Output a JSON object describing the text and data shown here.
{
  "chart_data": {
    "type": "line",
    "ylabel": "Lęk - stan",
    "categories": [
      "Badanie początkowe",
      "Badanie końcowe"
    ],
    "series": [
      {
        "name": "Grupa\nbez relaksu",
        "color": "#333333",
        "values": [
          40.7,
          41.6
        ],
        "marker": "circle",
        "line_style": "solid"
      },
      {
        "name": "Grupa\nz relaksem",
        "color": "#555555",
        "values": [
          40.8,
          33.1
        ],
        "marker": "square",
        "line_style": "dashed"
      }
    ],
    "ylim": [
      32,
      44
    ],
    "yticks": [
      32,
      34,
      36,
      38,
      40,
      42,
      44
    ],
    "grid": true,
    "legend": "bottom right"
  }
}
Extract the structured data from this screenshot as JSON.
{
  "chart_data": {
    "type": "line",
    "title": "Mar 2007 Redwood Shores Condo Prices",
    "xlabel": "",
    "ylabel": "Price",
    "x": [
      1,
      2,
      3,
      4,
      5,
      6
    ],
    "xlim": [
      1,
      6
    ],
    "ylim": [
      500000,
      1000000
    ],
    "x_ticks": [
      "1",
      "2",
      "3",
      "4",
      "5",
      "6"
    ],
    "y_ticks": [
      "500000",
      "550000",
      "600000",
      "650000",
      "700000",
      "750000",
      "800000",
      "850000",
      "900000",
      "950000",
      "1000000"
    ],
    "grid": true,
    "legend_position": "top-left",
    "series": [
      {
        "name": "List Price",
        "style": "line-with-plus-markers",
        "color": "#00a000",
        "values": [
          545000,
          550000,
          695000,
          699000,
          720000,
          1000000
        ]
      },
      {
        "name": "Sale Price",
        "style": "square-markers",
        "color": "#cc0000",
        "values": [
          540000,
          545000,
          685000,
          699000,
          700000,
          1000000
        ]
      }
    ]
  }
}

--

_Your task_.
Go through the data and gather every line that holds "markers".

_Result for this exercise_.
        "style": "line-with-plus-markers",
        "style": "square-markers",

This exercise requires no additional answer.